- **The task**:
Work out how many lines contain "martin". Reply with the count alone.

******************************

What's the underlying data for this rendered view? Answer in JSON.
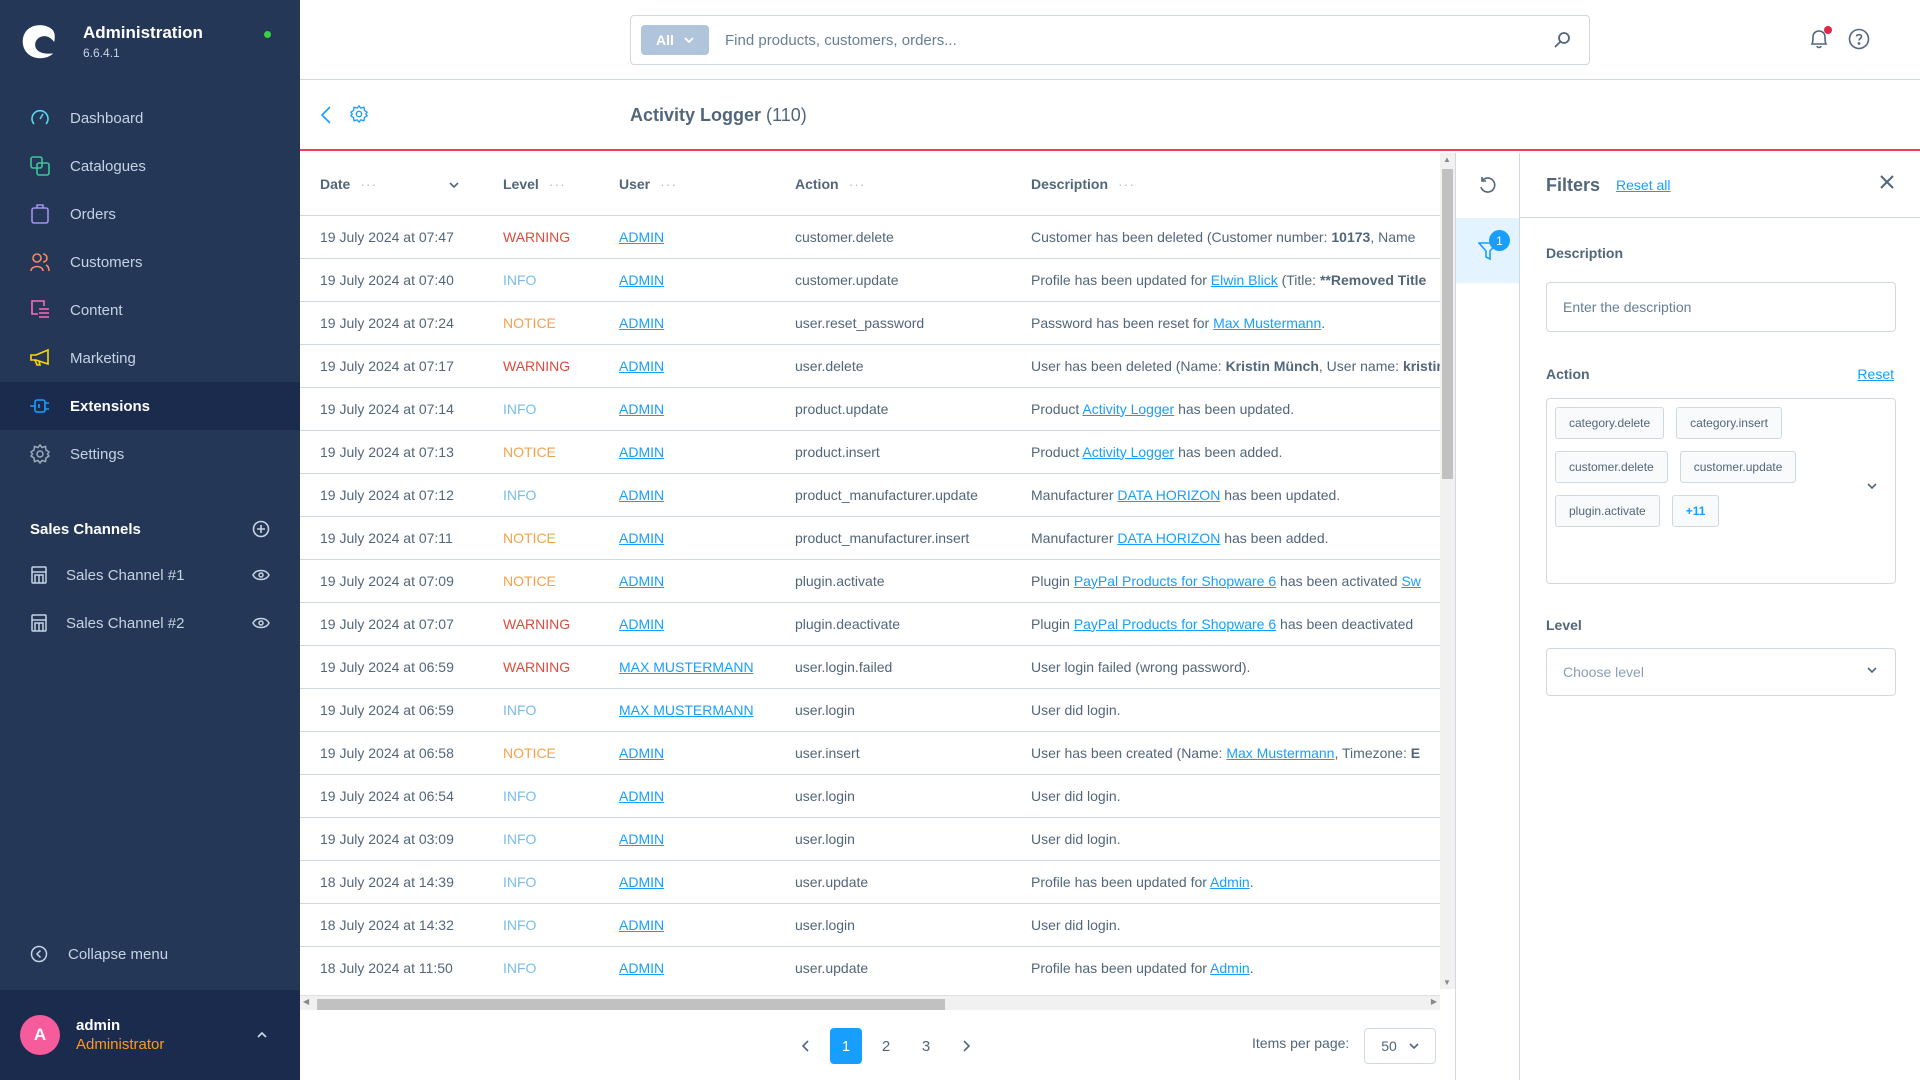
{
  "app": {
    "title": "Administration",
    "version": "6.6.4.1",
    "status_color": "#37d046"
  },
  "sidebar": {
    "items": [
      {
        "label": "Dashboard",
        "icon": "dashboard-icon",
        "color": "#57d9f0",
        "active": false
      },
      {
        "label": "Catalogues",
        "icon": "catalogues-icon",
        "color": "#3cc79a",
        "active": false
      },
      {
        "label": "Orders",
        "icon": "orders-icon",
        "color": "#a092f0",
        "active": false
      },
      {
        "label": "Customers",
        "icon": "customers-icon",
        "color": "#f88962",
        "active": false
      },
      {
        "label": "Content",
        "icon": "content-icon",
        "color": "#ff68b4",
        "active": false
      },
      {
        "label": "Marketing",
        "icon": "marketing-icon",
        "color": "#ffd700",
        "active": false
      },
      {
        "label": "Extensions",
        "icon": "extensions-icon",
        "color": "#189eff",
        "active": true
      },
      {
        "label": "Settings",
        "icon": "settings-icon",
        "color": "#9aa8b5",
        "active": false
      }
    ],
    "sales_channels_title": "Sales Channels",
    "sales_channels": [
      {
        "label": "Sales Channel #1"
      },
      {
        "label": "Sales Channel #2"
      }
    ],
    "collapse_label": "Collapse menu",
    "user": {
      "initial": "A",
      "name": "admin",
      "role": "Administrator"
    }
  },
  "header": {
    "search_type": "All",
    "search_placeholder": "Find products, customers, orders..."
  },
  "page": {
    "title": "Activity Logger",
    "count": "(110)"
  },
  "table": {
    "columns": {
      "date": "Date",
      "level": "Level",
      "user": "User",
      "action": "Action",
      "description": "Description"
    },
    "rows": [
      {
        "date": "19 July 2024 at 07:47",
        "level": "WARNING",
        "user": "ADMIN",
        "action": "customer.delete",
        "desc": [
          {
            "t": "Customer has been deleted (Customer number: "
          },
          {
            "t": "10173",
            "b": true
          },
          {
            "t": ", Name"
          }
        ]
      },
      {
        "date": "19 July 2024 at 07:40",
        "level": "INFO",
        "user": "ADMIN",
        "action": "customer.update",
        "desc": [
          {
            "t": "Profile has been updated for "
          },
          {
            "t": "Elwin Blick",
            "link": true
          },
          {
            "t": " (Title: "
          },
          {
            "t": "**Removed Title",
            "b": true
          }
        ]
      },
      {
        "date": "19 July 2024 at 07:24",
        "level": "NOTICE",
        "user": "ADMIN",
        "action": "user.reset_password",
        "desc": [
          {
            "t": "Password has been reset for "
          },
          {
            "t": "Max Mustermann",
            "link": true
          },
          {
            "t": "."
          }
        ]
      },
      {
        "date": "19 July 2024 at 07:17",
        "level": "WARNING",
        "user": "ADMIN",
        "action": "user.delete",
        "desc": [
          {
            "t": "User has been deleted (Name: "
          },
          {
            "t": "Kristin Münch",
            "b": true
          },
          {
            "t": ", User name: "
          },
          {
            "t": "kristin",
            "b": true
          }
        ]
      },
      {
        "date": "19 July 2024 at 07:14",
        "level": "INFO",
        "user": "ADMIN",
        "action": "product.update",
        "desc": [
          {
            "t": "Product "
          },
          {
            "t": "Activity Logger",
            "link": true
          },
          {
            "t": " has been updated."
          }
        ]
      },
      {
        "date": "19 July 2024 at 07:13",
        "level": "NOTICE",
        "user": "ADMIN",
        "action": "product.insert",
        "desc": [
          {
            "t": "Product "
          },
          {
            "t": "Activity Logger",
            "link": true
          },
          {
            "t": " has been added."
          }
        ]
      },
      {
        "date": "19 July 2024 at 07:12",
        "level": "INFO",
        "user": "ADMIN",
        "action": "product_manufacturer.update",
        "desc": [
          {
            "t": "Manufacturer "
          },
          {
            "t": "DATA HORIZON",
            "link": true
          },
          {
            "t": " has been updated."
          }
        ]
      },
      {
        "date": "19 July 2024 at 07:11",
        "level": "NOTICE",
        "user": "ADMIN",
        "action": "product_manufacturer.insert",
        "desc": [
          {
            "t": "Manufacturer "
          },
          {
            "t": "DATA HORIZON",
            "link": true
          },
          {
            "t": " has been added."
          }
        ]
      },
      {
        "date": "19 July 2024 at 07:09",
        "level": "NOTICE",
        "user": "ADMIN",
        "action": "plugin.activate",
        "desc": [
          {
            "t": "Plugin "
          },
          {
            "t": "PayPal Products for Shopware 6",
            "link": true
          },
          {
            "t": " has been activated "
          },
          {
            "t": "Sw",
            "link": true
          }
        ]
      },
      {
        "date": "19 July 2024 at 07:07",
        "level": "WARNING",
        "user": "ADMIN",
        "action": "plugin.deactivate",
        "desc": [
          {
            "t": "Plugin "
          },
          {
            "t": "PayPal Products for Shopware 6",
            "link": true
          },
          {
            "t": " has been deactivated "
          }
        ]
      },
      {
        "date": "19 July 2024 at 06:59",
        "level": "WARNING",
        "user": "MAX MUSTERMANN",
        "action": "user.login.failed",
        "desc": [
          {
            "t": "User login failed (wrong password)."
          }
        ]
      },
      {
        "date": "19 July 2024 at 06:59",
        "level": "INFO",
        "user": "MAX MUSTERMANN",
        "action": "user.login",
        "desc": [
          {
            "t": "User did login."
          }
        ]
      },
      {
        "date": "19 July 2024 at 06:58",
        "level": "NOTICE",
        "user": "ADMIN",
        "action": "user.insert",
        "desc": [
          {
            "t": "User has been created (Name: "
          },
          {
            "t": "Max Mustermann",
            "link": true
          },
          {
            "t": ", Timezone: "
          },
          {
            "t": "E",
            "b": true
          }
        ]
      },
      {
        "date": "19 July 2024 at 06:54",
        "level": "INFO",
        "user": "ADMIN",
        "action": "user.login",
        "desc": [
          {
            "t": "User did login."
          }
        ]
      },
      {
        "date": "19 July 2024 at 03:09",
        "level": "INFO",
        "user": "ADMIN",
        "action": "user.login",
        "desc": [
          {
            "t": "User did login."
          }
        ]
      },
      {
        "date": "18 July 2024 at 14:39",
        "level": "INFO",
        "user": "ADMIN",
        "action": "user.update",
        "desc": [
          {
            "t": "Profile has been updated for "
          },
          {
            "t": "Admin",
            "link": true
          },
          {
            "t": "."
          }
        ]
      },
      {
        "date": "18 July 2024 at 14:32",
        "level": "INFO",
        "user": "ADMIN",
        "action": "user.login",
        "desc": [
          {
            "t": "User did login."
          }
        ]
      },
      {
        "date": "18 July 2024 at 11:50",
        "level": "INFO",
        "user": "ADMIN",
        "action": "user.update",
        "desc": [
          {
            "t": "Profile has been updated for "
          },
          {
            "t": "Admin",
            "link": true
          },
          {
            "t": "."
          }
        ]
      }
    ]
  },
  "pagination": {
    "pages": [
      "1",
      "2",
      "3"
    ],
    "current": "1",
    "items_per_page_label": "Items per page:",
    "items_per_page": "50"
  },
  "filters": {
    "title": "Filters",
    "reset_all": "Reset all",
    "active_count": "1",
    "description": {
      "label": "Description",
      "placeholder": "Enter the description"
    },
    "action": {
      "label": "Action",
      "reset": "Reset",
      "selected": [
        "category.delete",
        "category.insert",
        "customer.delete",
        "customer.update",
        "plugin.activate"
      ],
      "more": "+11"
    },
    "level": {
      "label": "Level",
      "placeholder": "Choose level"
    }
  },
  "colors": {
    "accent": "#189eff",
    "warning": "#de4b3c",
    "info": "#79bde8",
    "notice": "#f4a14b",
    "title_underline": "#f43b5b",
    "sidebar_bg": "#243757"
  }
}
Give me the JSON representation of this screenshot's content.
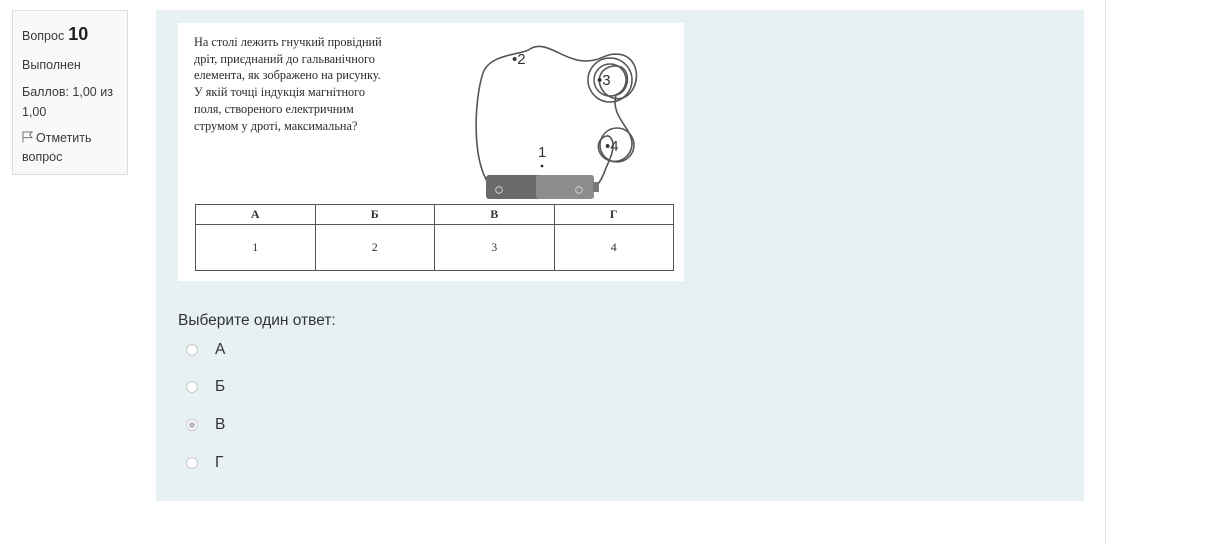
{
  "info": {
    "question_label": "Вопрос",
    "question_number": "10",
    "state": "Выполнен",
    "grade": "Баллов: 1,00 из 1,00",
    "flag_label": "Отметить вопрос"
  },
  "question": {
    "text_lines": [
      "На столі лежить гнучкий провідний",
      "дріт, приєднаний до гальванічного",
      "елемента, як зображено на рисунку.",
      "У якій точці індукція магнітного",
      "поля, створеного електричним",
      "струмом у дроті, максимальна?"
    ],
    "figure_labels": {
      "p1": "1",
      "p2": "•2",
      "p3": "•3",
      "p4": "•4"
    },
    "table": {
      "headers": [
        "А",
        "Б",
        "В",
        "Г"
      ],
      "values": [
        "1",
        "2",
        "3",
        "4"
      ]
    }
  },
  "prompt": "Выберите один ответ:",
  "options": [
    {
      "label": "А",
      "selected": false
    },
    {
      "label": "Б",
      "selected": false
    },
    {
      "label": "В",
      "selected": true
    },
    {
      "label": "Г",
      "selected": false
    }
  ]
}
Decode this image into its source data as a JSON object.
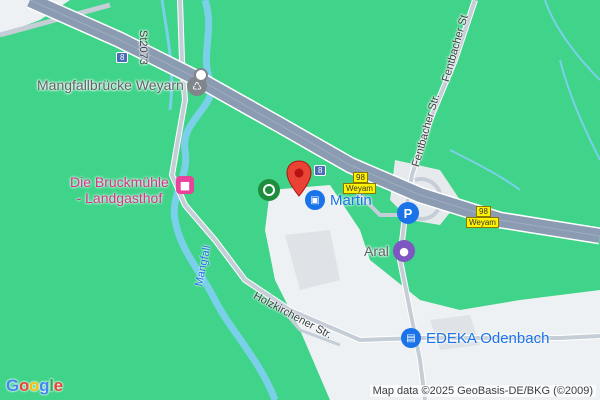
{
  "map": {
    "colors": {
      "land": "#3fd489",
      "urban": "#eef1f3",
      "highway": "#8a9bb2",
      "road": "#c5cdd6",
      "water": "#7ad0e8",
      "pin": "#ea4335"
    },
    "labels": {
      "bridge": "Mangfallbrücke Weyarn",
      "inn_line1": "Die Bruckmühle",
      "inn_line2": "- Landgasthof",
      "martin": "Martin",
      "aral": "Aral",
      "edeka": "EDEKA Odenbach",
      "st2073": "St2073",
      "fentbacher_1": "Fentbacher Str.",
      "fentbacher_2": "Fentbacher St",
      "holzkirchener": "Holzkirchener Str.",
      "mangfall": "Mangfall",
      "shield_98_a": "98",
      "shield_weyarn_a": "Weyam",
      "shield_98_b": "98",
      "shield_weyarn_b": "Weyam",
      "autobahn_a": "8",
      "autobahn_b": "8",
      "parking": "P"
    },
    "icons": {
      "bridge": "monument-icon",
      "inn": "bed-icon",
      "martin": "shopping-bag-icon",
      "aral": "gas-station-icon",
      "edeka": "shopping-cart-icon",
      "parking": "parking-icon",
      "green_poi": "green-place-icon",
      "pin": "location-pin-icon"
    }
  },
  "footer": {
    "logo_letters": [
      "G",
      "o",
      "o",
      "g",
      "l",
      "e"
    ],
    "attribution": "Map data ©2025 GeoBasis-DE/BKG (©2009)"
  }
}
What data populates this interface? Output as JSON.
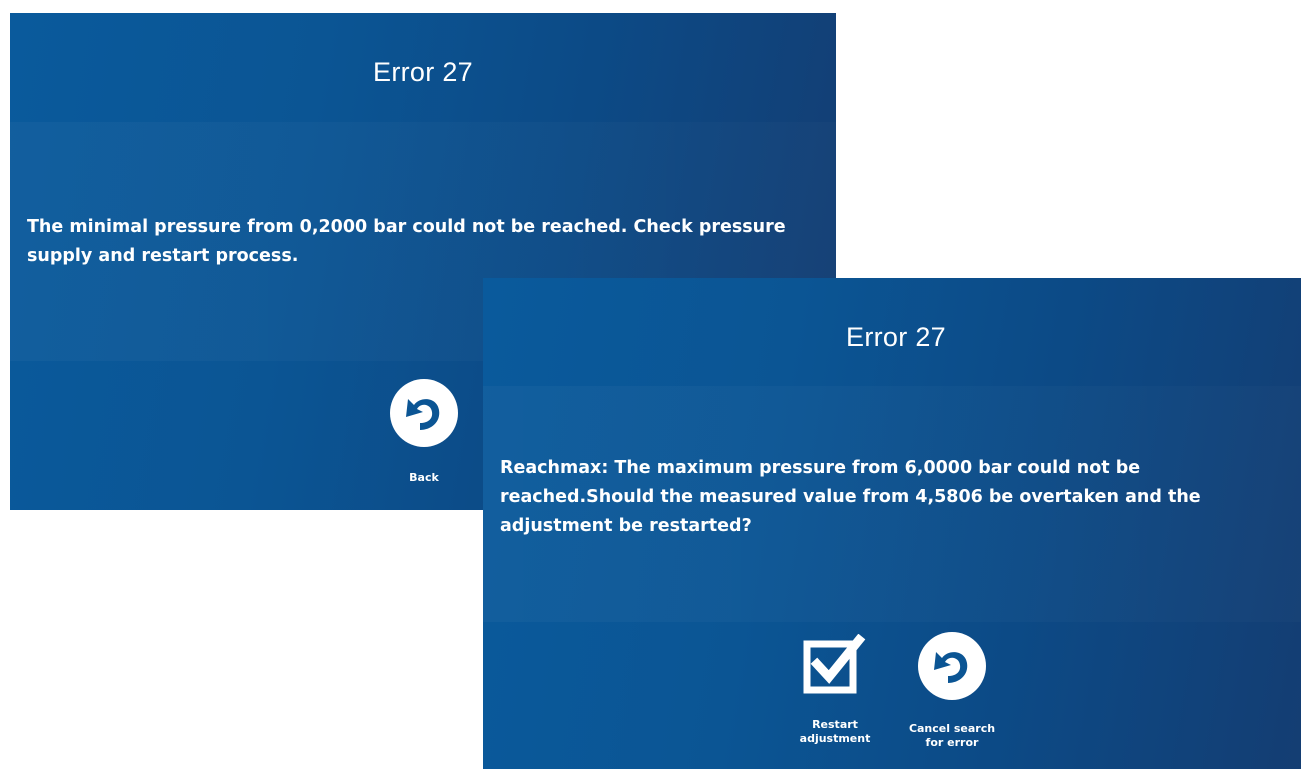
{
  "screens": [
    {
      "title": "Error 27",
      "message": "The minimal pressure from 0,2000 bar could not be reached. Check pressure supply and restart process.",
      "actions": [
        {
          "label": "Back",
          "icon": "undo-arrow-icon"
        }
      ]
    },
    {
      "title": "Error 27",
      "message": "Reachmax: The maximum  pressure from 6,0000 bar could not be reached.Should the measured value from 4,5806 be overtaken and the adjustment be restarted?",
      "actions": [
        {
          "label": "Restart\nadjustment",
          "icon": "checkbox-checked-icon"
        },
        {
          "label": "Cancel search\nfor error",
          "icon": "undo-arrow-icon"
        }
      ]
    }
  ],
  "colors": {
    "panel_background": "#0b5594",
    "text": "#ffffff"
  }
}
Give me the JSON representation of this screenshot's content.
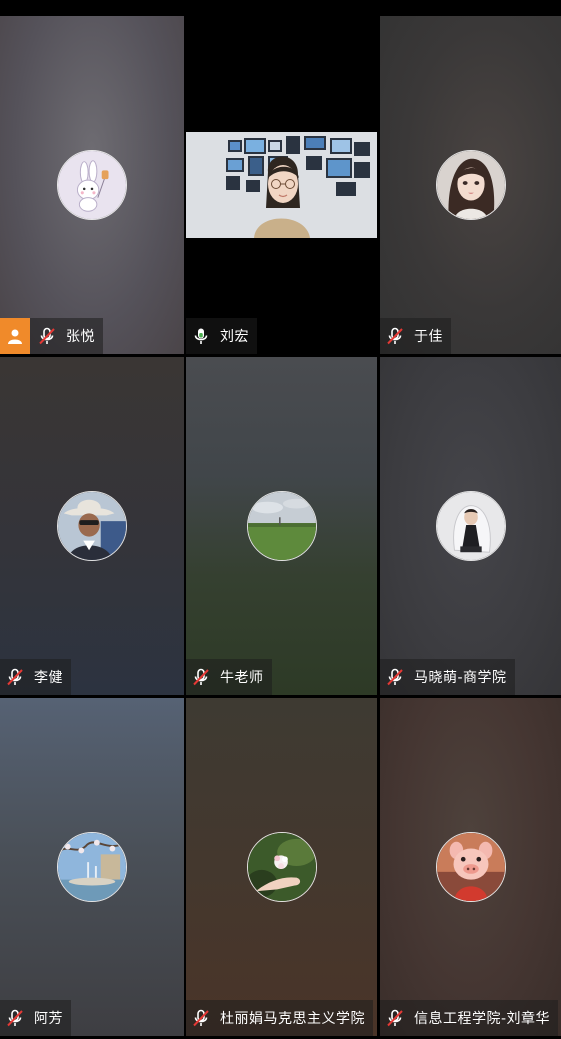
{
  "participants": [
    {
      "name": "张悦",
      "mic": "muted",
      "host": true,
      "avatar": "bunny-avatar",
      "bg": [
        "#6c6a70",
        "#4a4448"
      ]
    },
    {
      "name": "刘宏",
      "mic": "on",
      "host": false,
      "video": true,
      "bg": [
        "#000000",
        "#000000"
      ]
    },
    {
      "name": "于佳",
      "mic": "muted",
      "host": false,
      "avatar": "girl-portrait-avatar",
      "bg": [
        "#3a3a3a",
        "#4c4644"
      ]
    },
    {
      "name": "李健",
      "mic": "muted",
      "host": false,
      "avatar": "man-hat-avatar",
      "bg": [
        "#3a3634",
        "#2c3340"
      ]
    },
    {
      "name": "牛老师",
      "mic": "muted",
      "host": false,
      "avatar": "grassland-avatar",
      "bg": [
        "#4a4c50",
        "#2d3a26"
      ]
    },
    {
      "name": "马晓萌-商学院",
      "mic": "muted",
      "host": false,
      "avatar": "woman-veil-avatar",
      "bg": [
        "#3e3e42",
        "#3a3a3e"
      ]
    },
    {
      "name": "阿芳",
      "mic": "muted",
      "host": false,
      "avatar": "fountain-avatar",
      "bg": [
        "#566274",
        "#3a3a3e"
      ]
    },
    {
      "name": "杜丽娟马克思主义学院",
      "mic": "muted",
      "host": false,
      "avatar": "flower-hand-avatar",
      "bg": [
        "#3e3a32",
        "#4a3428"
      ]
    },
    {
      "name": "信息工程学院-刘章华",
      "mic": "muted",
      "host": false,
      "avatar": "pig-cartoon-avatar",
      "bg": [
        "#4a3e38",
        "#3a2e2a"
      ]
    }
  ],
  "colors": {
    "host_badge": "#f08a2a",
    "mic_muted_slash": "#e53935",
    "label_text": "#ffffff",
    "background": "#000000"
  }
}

******************************

- **Task solution**:
2